What needs to be done ->
Using the entries that follow, collect the lines where the word "heart" appears.

(Stored dataset items)
#####

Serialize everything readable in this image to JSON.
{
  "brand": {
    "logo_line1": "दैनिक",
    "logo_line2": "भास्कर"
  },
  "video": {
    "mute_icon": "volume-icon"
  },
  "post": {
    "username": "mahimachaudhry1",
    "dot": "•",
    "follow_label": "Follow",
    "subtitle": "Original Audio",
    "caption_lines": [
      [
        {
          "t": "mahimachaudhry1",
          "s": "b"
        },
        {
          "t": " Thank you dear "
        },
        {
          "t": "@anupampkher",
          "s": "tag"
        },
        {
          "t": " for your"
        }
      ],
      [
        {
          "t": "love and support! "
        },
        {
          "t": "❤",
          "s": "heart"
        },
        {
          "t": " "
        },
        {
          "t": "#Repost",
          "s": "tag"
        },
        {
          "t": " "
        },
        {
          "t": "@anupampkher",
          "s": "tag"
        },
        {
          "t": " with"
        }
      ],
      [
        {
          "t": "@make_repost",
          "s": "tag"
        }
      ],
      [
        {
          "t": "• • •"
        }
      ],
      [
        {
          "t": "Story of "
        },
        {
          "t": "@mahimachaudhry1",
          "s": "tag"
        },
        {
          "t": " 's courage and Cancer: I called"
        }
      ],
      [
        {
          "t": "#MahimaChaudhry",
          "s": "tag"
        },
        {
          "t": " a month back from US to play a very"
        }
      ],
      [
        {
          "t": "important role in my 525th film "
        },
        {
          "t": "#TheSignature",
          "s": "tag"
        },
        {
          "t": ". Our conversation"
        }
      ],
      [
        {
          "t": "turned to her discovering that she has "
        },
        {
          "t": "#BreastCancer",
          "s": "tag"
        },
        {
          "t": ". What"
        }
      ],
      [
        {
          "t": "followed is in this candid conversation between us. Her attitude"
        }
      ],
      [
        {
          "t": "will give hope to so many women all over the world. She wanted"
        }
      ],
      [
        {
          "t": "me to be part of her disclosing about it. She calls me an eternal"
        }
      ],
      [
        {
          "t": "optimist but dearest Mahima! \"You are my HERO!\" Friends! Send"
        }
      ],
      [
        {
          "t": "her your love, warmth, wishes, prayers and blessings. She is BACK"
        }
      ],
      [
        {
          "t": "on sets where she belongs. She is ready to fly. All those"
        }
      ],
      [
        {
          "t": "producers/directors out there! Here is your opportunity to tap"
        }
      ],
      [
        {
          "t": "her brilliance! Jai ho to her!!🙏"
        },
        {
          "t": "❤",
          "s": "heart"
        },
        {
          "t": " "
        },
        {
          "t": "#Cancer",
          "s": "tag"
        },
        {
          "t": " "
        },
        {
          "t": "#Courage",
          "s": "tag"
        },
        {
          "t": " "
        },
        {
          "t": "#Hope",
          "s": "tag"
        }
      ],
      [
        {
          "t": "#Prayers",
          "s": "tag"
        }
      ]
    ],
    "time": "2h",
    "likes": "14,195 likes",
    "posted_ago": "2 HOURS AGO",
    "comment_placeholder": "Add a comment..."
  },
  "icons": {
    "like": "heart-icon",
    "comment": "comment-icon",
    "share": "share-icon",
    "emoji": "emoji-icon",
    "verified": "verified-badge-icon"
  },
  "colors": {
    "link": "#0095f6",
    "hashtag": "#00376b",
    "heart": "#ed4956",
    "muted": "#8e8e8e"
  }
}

#####

Reply to the exercise ->
          "s": "heart"
          "s": "heart"
    "like": "heart-icon",
    "heart": "#ed4956",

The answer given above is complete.